> _RECORDS PROVIDED_
## Begin
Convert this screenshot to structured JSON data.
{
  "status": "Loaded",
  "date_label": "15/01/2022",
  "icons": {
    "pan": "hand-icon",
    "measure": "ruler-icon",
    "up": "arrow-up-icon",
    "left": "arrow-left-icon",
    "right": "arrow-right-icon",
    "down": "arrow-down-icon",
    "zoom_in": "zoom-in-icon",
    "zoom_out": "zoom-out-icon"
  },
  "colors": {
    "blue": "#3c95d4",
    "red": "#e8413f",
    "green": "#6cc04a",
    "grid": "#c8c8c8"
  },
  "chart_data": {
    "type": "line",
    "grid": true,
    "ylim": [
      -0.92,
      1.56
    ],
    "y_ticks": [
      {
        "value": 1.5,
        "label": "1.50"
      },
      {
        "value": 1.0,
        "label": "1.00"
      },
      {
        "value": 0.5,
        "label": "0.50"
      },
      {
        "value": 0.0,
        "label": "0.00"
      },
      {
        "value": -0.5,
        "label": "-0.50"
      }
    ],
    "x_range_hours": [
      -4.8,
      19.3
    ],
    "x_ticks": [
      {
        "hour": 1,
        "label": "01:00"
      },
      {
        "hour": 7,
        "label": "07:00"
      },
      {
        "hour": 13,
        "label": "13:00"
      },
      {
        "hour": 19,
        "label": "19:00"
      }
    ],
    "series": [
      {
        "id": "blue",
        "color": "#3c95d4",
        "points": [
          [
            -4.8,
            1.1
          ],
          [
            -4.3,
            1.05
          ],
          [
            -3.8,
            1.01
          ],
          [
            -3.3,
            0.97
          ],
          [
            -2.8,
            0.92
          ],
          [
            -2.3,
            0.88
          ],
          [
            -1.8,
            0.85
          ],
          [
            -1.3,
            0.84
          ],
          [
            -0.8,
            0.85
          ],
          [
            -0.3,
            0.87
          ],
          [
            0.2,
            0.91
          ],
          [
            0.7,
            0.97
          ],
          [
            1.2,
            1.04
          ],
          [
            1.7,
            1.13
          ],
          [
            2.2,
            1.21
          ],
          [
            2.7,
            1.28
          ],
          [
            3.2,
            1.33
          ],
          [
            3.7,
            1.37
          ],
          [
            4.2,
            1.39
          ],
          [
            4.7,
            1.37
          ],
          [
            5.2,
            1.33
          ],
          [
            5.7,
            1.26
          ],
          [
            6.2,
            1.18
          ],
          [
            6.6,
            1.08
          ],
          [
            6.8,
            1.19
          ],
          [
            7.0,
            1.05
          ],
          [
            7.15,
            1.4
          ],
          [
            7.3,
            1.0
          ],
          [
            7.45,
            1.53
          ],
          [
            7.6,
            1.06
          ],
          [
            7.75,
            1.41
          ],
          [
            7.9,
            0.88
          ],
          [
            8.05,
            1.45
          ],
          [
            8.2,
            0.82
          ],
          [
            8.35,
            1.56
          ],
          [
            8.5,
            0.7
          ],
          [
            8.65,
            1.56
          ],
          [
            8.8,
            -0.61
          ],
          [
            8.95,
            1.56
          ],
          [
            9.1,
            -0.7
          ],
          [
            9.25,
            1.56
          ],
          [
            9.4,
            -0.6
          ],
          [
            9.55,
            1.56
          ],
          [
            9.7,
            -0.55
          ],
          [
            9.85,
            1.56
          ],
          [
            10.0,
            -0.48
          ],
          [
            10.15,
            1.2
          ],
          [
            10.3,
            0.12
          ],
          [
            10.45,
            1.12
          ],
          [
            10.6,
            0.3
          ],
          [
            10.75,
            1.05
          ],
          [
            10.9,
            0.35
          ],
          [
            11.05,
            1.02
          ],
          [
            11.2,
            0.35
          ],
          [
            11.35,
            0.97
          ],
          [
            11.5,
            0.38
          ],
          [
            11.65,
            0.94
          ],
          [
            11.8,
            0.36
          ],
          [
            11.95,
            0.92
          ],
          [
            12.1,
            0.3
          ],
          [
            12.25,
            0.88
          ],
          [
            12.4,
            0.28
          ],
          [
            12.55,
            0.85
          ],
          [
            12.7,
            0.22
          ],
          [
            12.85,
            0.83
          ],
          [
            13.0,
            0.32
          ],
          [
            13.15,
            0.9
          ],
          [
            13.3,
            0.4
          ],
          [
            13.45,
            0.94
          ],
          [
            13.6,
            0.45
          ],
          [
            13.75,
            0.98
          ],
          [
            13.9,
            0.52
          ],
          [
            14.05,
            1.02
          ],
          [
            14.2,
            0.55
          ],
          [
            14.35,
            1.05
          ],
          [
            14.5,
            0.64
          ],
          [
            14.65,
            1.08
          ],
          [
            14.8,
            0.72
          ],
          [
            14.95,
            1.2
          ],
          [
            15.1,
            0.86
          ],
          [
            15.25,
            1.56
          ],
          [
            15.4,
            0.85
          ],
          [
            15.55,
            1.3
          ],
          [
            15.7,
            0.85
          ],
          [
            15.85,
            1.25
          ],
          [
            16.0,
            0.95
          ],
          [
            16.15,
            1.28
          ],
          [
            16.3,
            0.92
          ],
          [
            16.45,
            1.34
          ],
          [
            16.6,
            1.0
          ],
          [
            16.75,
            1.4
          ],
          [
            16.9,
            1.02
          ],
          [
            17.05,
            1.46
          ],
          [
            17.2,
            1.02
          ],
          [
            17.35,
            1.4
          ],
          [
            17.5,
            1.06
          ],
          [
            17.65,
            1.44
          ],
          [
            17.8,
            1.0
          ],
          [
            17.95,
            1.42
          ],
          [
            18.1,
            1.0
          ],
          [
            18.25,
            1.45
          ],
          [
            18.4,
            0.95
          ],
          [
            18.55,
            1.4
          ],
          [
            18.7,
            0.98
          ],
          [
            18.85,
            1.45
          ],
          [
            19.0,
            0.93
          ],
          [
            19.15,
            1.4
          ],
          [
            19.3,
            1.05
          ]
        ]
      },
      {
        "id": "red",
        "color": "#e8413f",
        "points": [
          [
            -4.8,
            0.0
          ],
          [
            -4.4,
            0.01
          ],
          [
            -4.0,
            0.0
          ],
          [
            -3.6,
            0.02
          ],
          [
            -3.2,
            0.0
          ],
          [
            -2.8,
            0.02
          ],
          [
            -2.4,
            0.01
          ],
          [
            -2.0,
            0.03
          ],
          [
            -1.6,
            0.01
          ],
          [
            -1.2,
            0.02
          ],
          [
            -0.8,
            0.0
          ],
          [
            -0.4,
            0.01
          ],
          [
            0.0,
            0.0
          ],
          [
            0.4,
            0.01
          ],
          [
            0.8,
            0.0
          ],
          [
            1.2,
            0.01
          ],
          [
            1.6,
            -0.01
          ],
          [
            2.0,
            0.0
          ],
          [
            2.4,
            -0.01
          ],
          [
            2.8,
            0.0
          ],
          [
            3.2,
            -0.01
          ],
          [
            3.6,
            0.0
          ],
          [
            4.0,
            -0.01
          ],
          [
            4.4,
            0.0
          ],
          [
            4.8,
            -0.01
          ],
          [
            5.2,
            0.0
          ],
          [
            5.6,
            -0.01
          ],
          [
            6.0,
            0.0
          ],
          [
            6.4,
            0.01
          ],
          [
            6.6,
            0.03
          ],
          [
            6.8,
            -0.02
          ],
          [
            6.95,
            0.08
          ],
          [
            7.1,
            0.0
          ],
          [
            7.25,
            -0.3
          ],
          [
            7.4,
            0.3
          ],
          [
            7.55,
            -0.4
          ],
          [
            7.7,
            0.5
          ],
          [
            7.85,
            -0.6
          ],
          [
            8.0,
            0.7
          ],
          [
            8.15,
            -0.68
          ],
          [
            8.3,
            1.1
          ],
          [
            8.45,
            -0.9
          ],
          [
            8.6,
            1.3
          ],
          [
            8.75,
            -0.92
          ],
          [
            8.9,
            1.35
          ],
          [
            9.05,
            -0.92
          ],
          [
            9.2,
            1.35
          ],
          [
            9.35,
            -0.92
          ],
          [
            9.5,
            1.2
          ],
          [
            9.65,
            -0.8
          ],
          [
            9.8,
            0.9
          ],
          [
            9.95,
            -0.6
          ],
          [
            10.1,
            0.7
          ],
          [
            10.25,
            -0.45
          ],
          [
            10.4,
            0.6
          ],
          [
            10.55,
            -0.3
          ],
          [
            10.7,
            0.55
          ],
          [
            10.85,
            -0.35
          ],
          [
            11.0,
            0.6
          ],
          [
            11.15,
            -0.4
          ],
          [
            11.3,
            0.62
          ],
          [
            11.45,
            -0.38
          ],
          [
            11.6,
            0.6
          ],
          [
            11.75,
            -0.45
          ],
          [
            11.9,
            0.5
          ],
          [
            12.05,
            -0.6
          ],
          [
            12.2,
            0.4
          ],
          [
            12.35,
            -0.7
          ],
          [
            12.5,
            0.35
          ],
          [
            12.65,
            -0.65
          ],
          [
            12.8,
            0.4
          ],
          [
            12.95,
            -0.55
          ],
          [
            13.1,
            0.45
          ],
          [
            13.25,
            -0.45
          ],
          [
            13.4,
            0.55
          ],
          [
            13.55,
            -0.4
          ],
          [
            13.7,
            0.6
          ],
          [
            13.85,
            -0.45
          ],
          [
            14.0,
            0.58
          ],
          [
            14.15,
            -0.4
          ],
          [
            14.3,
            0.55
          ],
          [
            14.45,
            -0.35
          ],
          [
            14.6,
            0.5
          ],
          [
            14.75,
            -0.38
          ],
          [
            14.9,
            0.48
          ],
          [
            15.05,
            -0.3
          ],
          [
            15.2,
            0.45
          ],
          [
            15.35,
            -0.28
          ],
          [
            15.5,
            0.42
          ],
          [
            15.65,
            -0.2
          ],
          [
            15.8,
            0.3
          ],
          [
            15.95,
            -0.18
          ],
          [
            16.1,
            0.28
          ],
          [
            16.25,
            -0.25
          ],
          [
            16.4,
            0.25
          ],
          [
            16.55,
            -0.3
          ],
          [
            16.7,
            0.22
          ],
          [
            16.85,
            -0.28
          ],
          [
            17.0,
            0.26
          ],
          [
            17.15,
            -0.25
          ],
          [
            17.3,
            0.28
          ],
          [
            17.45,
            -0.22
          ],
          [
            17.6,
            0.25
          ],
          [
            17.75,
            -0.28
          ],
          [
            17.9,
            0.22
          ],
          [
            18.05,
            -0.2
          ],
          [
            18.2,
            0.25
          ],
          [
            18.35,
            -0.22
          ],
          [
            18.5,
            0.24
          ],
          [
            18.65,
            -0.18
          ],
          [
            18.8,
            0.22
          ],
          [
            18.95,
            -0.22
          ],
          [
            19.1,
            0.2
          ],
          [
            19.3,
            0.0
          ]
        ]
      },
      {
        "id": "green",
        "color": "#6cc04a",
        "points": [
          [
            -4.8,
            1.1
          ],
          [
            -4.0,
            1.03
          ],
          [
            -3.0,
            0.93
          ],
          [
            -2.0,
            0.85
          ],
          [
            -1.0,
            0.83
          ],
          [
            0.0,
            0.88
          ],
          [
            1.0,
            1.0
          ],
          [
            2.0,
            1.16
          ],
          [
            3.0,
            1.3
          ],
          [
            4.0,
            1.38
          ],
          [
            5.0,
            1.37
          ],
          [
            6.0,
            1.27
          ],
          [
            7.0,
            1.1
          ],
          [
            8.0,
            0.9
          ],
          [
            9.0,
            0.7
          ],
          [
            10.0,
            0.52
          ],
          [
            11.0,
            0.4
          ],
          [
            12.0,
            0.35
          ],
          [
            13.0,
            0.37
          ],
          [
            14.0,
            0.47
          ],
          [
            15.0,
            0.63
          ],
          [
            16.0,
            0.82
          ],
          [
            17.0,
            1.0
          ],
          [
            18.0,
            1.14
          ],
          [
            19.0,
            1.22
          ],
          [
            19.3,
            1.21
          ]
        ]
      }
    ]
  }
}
## End
> _WHAT YOU ARE ASKED TO DO_
Pick out the lines containing the word "arrow" and show them.

> _EXPECTED ANSWER_
    "up": "arrow-up-icon",
    "left": "arrow-left-icon",
    "right": "arrow-right-icon",
    "down": "arrow-down-icon",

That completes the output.